- _What is needed_
Output the full listing below exactly, without the pictures.

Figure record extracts
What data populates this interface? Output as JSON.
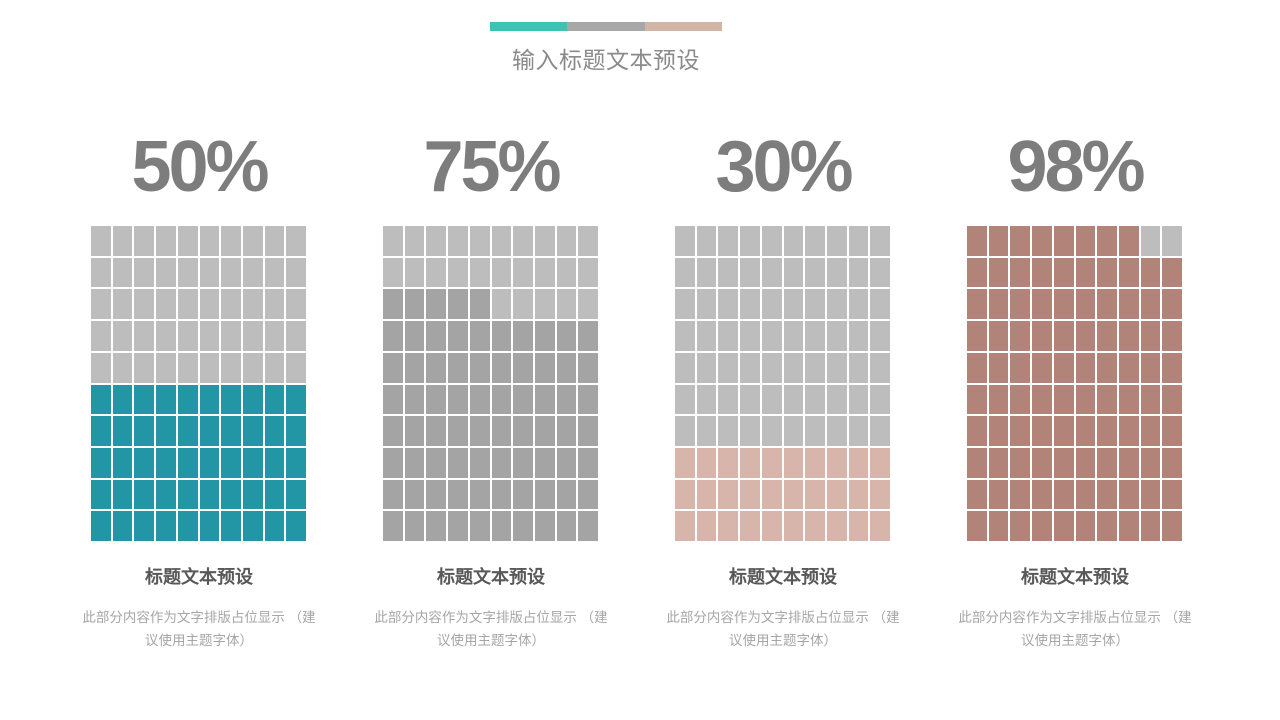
{
  "header": {
    "title": "输入标题文本预设",
    "bar_colors": [
      "#3dc2b3",
      "#a8a8a8",
      "#d3b5a5"
    ]
  },
  "chart_data": {
    "type": "waffle",
    "grid": {
      "rows": 10,
      "cols": 10,
      "cell_unit_percent": 1
    },
    "fill_rule": "bottom-up, partial row fills from left",
    "charts": [
      {
        "label": "50%",
        "percent": 50,
        "fill_color": "#2396a5",
        "empty_color": "#bdbdbd",
        "title": "标题文本预设",
        "desc": "此部分内容作为文字排版占位显示 （建\n议使用主题字体）"
      },
      {
        "label": "75%",
        "percent": 75,
        "fill_color": "#a4a4a4",
        "empty_color": "#bdbdbd",
        "title": "标题文本预设",
        "desc": "此部分内容作为文字排版占位显示 （建\n议使用主题字体）"
      },
      {
        "label": "30%",
        "percent": 30,
        "fill_color": "#d8b5aa",
        "empty_color": "#bdbdbd",
        "title": "标题文本预设",
        "desc": "此部分内容作为文字排版占位显示 （建\n议使用主题字体）"
      },
      {
        "label": "98%",
        "percent": 98,
        "fill_color": "#b28379",
        "empty_color": "#bdbdbd",
        "title": "标题文本预设",
        "desc": "此部分内容作为文字排版占位显示 （建\n议使用主题字体）"
      }
    ]
  }
}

- _Solution for this task_
What data populates this interface? Output as JSON.
{
  "header": {
    "title": "输入标题文本预设",
    "bar_colors": [
      "#3dc2b3",
      "#a8a8a8",
      "#d3b5a5"
    ]
  },
  "chart_data": {
    "type": "waffle",
    "grid": {
      "rows": 10,
      "cols": 10,
      "cell_unit_percent": 1
    },
    "fill_rule": "bottom-up, partial row fills from left",
    "charts": [
      {
        "label": "50%",
        "percent": 50,
        "fill_color": "#2396a5",
        "empty_color": "#bdbdbd",
        "title": "标题文本预设",
        "desc": "此部分内容作为文字排版占位显示 （建\n议使用主题字体）"
      },
      {
        "label": "75%",
        "percent": 75,
        "fill_color": "#a4a4a4",
        "empty_color": "#bdbdbd",
        "title": "标题文本预设",
        "desc": "此部分内容作为文字排版占位显示 （建\n议使用主题字体）"
      },
      {
        "label": "30%",
        "percent": 30,
        "fill_color": "#d8b5aa",
        "empty_color": "#bdbdbd",
        "title": "标题文本预设",
        "desc": "此部分内容作为文字排版占位显示 （建\n议使用主题字体）"
      },
      {
        "label": "98%",
        "percent": 98,
        "fill_color": "#b28379",
        "empty_color": "#bdbdbd",
        "title": "标题文本预设",
        "desc": "此部分内容作为文字排版占位显示 （建\n议使用主题字体）"
      }
    ]
  }
}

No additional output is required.